>> begin
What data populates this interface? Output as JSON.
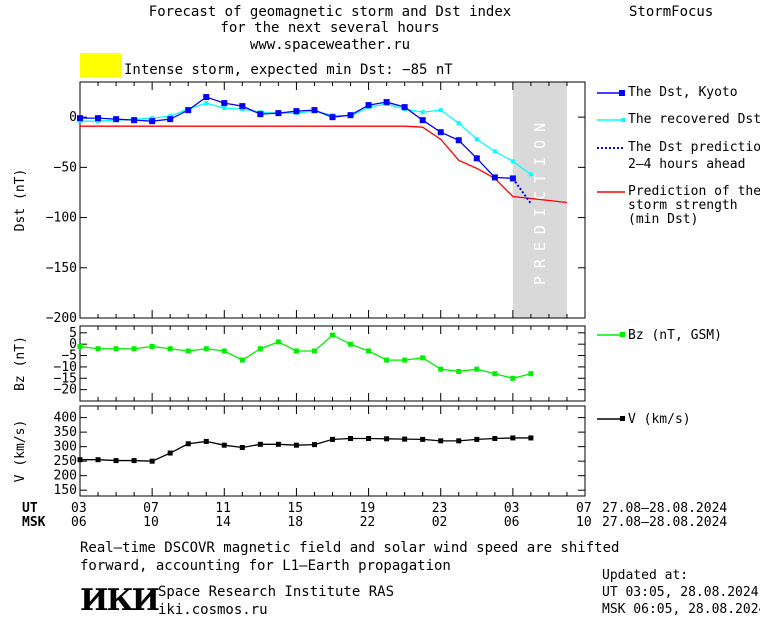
{
  "header": {
    "title_line1": "Forecast of geomagnetic storm and Dst index",
    "title_line2": "for the next several hours",
    "url": "www.spaceweather.ru",
    "brand": "StormFocus"
  },
  "storm_status": {
    "text": "Intense storm, expected min Dst: −85 nT",
    "color": "#ffff00"
  },
  "legend": {
    "dst_kyoto": "The Dst, Kyoto",
    "dst_recovered": "The recovered Dst",
    "prediction_line1": "The Dst prediction",
    "prediction_line2": "2–4 hours ahead",
    "strength_line1": "Prediction of the",
    "strength_line2": "storm strength",
    "strength_line3": "(min Dst)",
    "bz": "Bz (nT, GSM)",
    "v": "V (km/s)"
  },
  "prediction_label": "PREDICTION",
  "time_axis": {
    "ut_label": "UT",
    "msk_label": "MSK",
    "ut_ticks": [
      "03",
      "07",
      "11",
      "15",
      "19",
      "23",
      "03",
      "07"
    ],
    "msk_ticks": [
      "06",
      "10",
      "14",
      "18",
      "22",
      "02",
      "06",
      "10"
    ],
    "ut_range": "27.08–28.08.2024",
    "msk_range": "27.08–28.08.2024"
  },
  "footer": {
    "note_line1": "Real–time DSCOVR magnetic field and solar wind speed are shifted",
    "note_line2": "forward, accounting for L1–Earth propagation",
    "logo": "ИКИ",
    "institute": "Space Research Institute RAS",
    "site": "iki.cosmos.ru",
    "updated_label": "Updated at:",
    "updated_ut": "UT   03:05, 28.08.2024",
    "updated_msk": "MSK 06:05, 28.08.2024"
  },
  "colors": {
    "dst_kyoto": "#0000ff",
    "dst_recovered": "#00ffff",
    "prediction_dots": "#0000ff",
    "strength": "#ff0000",
    "bz": "#00ee00",
    "v": "#000000",
    "prediction_zone": "#d9d9d9"
  },
  "chart_data": [
    {
      "type": "line",
      "ylabel": "Dst (nT)",
      "ylim": [
        -200,
        35
      ],
      "yticks": [
        0,
        -50,
        -100,
        -150,
        -200
      ],
      "x_hours_ut": "hours after 27.08 03:00 UT",
      "series": [
        {
          "name": "The Dst, Kyoto",
          "x": [
            0,
            1,
            2,
            3,
            4,
            5,
            6,
            7,
            8,
            9,
            10,
            11,
            12,
            13,
            14,
            15,
            16,
            17,
            18,
            19,
            20,
            21,
            22,
            23,
            24
          ],
          "values": [
            -1,
            -1,
            -2,
            -3,
            -4,
            -2,
            7,
            20,
            14,
            11,
            3,
            4,
            6,
            7,
            0,
            2,
            12,
            15,
            10,
            -3,
            -15,
            -23,
            -41,
            -60,
            -61
          ]
        },
        {
          "name": "The recovered Dst",
          "x": [
            0,
            1,
            2,
            3,
            4,
            5,
            6,
            7,
            8,
            9,
            10,
            11,
            12,
            13,
            14,
            15,
            16,
            17,
            18,
            19,
            20,
            21,
            22,
            23,
            24,
            25
          ],
          "values": [
            -4,
            -4,
            -3,
            -2,
            -1,
            1,
            8,
            14,
            9,
            8,
            5,
            4,
            4,
            6,
            2,
            1,
            10,
            13,
            8,
            5,
            7,
            -6,
            -22,
            -34,
            -44,
            -57
          ]
        },
        {
          "name": "The Dst prediction 2–4 hours ahead",
          "x": [
            24,
            25
          ],
          "values": [
            -61,
            -86
          ]
        },
        {
          "name": "Prediction of the storm strength (min Dst)",
          "x": [
            0,
            18,
            19,
            20,
            21,
            22,
            23,
            24,
            27
          ],
          "values": [
            -9,
            -9,
            -10,
            -22,
            -43,
            -51,
            -61,
            -79,
            -85
          ]
        }
      ]
    },
    {
      "type": "line",
      "ylabel": "Bz (nT)",
      "ylim": [
        -25,
        8
      ],
      "yticks": [
        5,
        0,
        -5,
        -10,
        -15,
        -20
      ],
      "series": [
        {
          "name": "Bz (nT, GSM)",
          "x": [
            0,
            1,
            2,
            3,
            4,
            5,
            6,
            7,
            8,
            9,
            10,
            11,
            12,
            13,
            14,
            15,
            16,
            17,
            18,
            19,
            20,
            21,
            22,
            23,
            24,
            25
          ],
          "values": [
            -1,
            -2,
            -2,
            -2,
            -1,
            -2,
            -3,
            -2,
            -3,
            -7,
            -2,
            1,
            -3,
            -3,
            4,
            0,
            -3,
            -7,
            -7,
            -6,
            -11,
            -12,
            -11,
            -13,
            -15,
            -13
          ]
        }
      ]
    },
    {
      "type": "line",
      "ylabel": "V (km/s)",
      "ylim": [
        130,
        440
      ],
      "yticks": [
        400,
        350,
        300,
        250,
        200,
        150
      ],
      "series": [
        {
          "name": "V (km/s)",
          "x": [
            0,
            1,
            2,
            3,
            4,
            5,
            6,
            7,
            8,
            9,
            10,
            11,
            12,
            13,
            14,
            15,
            16,
            17,
            18,
            19,
            20,
            21,
            22,
            23,
            24,
            25
          ],
          "values": [
            255,
            255,
            252,
            252,
            250,
            278,
            310,
            318,
            305,
            297,
            308,
            308,
            305,
            307,
            325,
            328,
            328,
            327,
            326,
            325,
            320,
            320,
            325,
            328,
            330,
            330
          ]
        }
      ]
    }
  ]
}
>> end
■ Work to do: Quote the records in full and exactly; skip any image.

■ Expected answer:
What data populates this interface? Output as JSON.
{
  "header": {
    "title_line1": "Forecast of geomagnetic storm and Dst index",
    "title_line2": "for the next several hours",
    "url": "www.spaceweather.ru",
    "brand": "StormFocus"
  },
  "storm_status": {
    "text": "Intense storm, expected min Dst: −85 nT",
    "color": "#ffff00"
  },
  "legend": {
    "dst_kyoto": "The Dst, Kyoto",
    "dst_recovered": "The recovered Dst",
    "prediction_line1": "The Dst prediction",
    "prediction_line2": "2–4 hours ahead",
    "strength_line1": "Prediction of the",
    "strength_line2": "storm strength",
    "strength_line3": "(min Dst)",
    "bz": "Bz (nT, GSM)",
    "v": "V (km/s)"
  },
  "prediction_label": "PREDICTION",
  "time_axis": {
    "ut_label": "UT",
    "msk_label": "MSK",
    "ut_ticks": [
      "03",
      "07",
      "11",
      "15",
      "19",
      "23",
      "03",
      "07"
    ],
    "msk_ticks": [
      "06",
      "10",
      "14",
      "18",
      "22",
      "02",
      "06",
      "10"
    ],
    "ut_range": "27.08–28.08.2024",
    "msk_range": "27.08–28.08.2024"
  },
  "footer": {
    "note_line1": "Real–time DSCOVR magnetic field and solar wind speed are shifted",
    "note_line2": "forward, accounting for L1–Earth propagation",
    "logo": "ИКИ",
    "institute": "Space Research Institute RAS",
    "site": "iki.cosmos.ru",
    "updated_label": "Updated at:",
    "updated_ut": "UT   03:05, 28.08.2024",
    "updated_msk": "MSK 06:05, 28.08.2024"
  },
  "colors": {
    "dst_kyoto": "#0000ff",
    "dst_recovered": "#00ffff",
    "prediction_dots": "#0000ff",
    "strength": "#ff0000",
    "bz": "#00ee00",
    "v": "#000000",
    "prediction_zone": "#d9d9d9"
  },
  "chart_data": [
    {
      "type": "line",
      "ylabel": "Dst (nT)",
      "ylim": [
        -200,
        35
      ],
      "yticks": [
        0,
        -50,
        -100,
        -150,
        -200
      ],
      "x_hours_ut": "hours after 27.08 03:00 UT",
      "series": [
        {
          "name": "The Dst, Kyoto",
          "x": [
            0,
            1,
            2,
            3,
            4,
            5,
            6,
            7,
            8,
            9,
            10,
            11,
            12,
            13,
            14,
            15,
            16,
            17,
            18,
            19,
            20,
            21,
            22,
            23,
            24
          ],
          "values": [
            -1,
            -1,
            -2,
            -3,
            -4,
            -2,
            7,
            20,
            14,
            11,
            3,
            4,
            6,
            7,
            0,
            2,
            12,
            15,
            10,
            -3,
            -15,
            -23,
            -41,
            -60,
            -61
          ]
        },
        {
          "name": "The recovered Dst",
          "x": [
            0,
            1,
            2,
            3,
            4,
            5,
            6,
            7,
            8,
            9,
            10,
            11,
            12,
            13,
            14,
            15,
            16,
            17,
            18,
            19,
            20,
            21,
            22,
            23,
            24,
            25
          ],
          "values": [
            -4,
            -4,
            -3,
            -2,
            -1,
            1,
            8,
            14,
            9,
            8,
            5,
            4,
            4,
            6,
            2,
            1,
            10,
            13,
            8,
            5,
            7,
            -6,
            -22,
            -34,
            -44,
            -57
          ]
        },
        {
          "name": "The Dst prediction 2–4 hours ahead",
          "x": [
            24,
            25
          ],
          "values": [
            -61,
            -86
          ]
        },
        {
          "name": "Prediction of the storm strength (min Dst)",
          "x": [
            0,
            18,
            19,
            20,
            21,
            22,
            23,
            24,
            27
          ],
          "values": [
            -9,
            -9,
            -10,
            -22,
            -43,
            -51,
            -61,
            -79,
            -85
          ]
        }
      ]
    },
    {
      "type": "line",
      "ylabel": "Bz (nT)",
      "ylim": [
        -25,
        8
      ],
      "yticks": [
        5,
        0,
        -5,
        -10,
        -15,
        -20
      ],
      "series": [
        {
          "name": "Bz (nT, GSM)",
          "x": [
            0,
            1,
            2,
            3,
            4,
            5,
            6,
            7,
            8,
            9,
            10,
            11,
            12,
            13,
            14,
            15,
            16,
            17,
            18,
            19,
            20,
            21,
            22,
            23,
            24,
            25
          ],
          "values": [
            -1,
            -2,
            -2,
            -2,
            -1,
            -2,
            -3,
            -2,
            -3,
            -7,
            -2,
            1,
            -3,
            -3,
            4,
            0,
            -3,
            -7,
            -7,
            -6,
            -11,
            -12,
            -11,
            -13,
            -15,
            -13
          ]
        }
      ]
    },
    {
      "type": "line",
      "ylabel": "V (km/s)",
      "ylim": [
        130,
        440
      ],
      "yticks": [
        400,
        350,
        300,
        250,
        200,
        150
      ],
      "series": [
        {
          "name": "V (km/s)",
          "x": [
            0,
            1,
            2,
            3,
            4,
            5,
            6,
            7,
            8,
            9,
            10,
            11,
            12,
            13,
            14,
            15,
            16,
            17,
            18,
            19,
            20,
            21,
            22,
            23,
            24,
            25
          ],
          "values": [
            255,
            255,
            252,
            252,
            250,
            278,
            310,
            318,
            305,
            297,
            308,
            308,
            305,
            307,
            325,
            328,
            328,
            327,
            326,
            325,
            320,
            320,
            325,
            328,
            330,
            330
          ]
        }
      ]
    }
  ]
}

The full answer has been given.